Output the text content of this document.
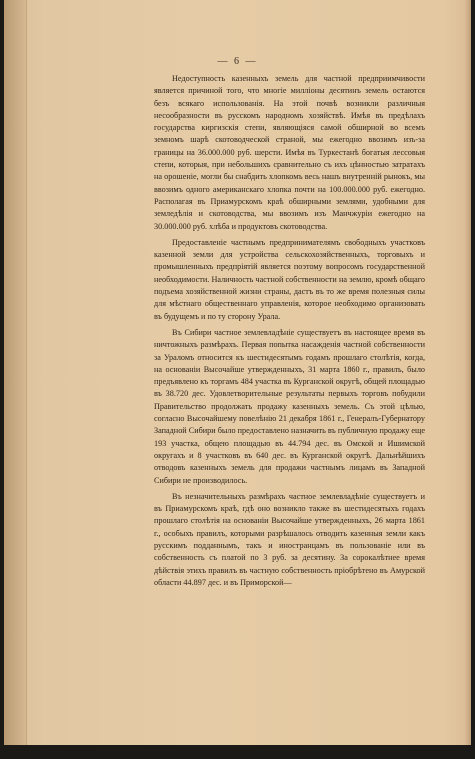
— 6 —

Недоступность казенныхъ земель для частной предприимчивости является причиной того, что многіе милліоны десятинъ земель остаются безъ всякаго использованія. На этой почвѣ возникли различныя несообразности въ русскомъ народномъ хозяйствѣ. Имѣя въ предѣлахъ государства киргизскія степи, являющіяся самой обширной во всемъ земномъ шарѣ скотоводческой страной, мы ежегодно ввозимъ изъ-за границы на 36.000.000 руб. шерсти. Имѣя въ Туркестанѣ богатыя лессовыя степи, которыя, при небольшихъ сравнительно съ ихъ цѣнностью затратахъ на орошеніе, могли бы снабдить хлопкомъ весь нашъ внутренній рынокъ, мы ввозимъ одного американскаго хлопка почти на 100.000.000 руб. ежегодно. Располагая въ Приамурскомъ краѣ обширными землями, удобными для земледѣлія и скотоводства, мы ввозимъ изъ Манчжуріи ежегодно на 30.000.000 руб. хлѣба и продуктовъ скотоводства.

Предоставленіе частнымъ предпринимателямъ свободныхъ участковъ казенной земли для устройства сельскохозяйственныхъ, торговыхъ и промышленныхъ предпріятій является поэтому вопросомъ государственной необходимости. Наличность частной собственности на землю, кромѣ общаго подъема хозяйственной жизни страны, дастъ въ то же время полезныя силы для мѣстнаго общественнаго управленія, которое необходимо организовать въ будущемъ и по ту сторону Урала.

Въ Сибири частное землевладѣніе существуетъ въ настоящее время въ ничтожныхъ размѣрахъ. Первая попытка насажденія частной собственности за Ураломъ относится къ шестидесятымъ годамъ прошлаго столѣтія, когда, на основаніи Высочайше утвержденныхъ, 31 марта 1860 г., правилъ, было предъявлено къ торгамъ 484 участка въ Курганской округѣ, общей площадью въ 38.720 дес. Удовлетворительные результаты первыхъ торговъ побудили Правительство продолжать продажу казенныхъ земель. Съ этой цѣлью, согласно Высочайшему повелѣнію 21 декабря 1861 г., Генералъ-Губернатору Западной Сибири было предоставлено назначить въ публичную продажу еще 193 участка, общею площадью въ 44.794 дес. въ Омской и Ишимской округахъ и 8 участковъ въ 640 дес. въ Курганской округѣ. Дальнѣйшихъ отводовъ казенныхъ земель для продажи частнымъ лицамъ въ Западной Сибири не производилось.

Въ незначительныхъ размѣрахъ частное землевладѣніе существуетъ и въ Приамурскомъ краѣ, гдѣ оно возникло также въ шестидесятыхъ годахъ прошлаго столѣтія на основаніи Высочайше утвержденныхъ, 26 марта 1861 г., особыхъ правилъ, которыми разрѣшалось отводить казенныя земли какъ русскимъ подданнымъ, такъ и иностранцамъ въ пользованіе или въ собственность съ платой по 3 руб. за десятину. За сорокалѣтнее время дѣйствія этихъ правилъ въ частную собственность пріобрѣтено въ Амурской области 44.897 дес. и въ Приморской—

· · · ·

### JOB:
Leave out the pictures and give the rest of the records again exactly.

### FINISHED EXERCISE:
Output the text content of this document.
— 6 —

Недоступность казенныхъ земель для частной предприимчивости является причиной того, что многіе милліоны десятинъ земель остаются безъ всякаго использованія. На этой почвѣ возникли различныя несообразности въ русскомъ народномъ хозяйствѣ. Имѣя въ предѣлахъ государства киргизскія степи, являющіяся самой обширной во всемъ земномъ шарѣ скотоводческой страной, мы ежегодно ввозимъ изъ-за границы на 36.000.000 руб. шерсти. Имѣя въ Туркестанѣ богатыя лессовыя степи, которыя, при небольшихъ сравнительно съ ихъ цѣнностью затратахъ на орошеніе, могли бы снабдить хлопкомъ весь нашъ внутренній рынокъ, мы ввозимъ одного американскаго хлопка почти на 100.000.000 руб. ежегодно. Располагая въ Приамурскомъ краѣ обширными землями, удобными для земледѣлія и скотоводства, мы ввозимъ изъ Манчжуріи ежегодно на 30.000.000 руб. хлѣба и продуктовъ скотоводства.

Предоставленіе частнымъ предпринимателямъ свободныхъ участковъ казенной земли для устройства сельскохозяйственныхъ, торговыхъ и промышленныхъ предпріятій является поэтому вопросомъ государственной необходимости. Наличность частной собственности на землю, кромѣ общаго подъема хозяйственной жизни страны, дастъ въ то же время полезныя силы для мѣстнаго общественнаго управленія, которое необходимо организовать въ будущемъ и по ту сторону Урала.

Въ Сибири частное землевладѣніе существуетъ въ настоящее время въ ничтожныхъ размѣрахъ. Первая попытка насажденія частной собственности за Ураломъ относится къ шестидесятымъ годамъ прошлаго столѣтія, когда, на основаніи Высочайше утвержденныхъ, 31 марта 1860 г., правилъ, было предъявлено къ торгамъ 484 участка въ Курганской округѣ, общей площадью въ 38.720 дес. Удовлетворительные результаты первыхъ торговъ побудили Правительство продолжать продажу казенныхъ земель. Съ этой цѣлью, согласно Высочайшему повелѣнію 21 декабря 1861 г., Генералъ-Губернатору Западной Сибири было предоставлено назначить въ публичную продажу еще 193 участка, общею площадью въ 44.794 дес. въ Омской и Ишимской округахъ и 8 участковъ въ 640 дес. въ Курганской округѣ. Дальнѣйшихъ отводовъ казенныхъ земель для продажи частнымъ лицамъ въ Западной Сибири не производилось.

Въ незначительныхъ размѣрахъ частное землевладѣніе существуетъ и въ Приамурскомъ краѣ, гдѣ оно возникло также въ шестидесятыхъ годахъ прошлаго столѣтія на основаніи Высочайше утвержденныхъ, 26 марта 1861 г., особыхъ правилъ, которыми разрѣшалось отводить казенныя земли какъ русскимъ подданнымъ, такъ и иностранцамъ въ пользованіе или въ собственность съ платой по 3 руб. за десятину. За сорокалѣтнее время дѣйствія этихъ правилъ въ частную собственность пріобрѣтено въ Амурской области 44.897 дес. и въ Приморской—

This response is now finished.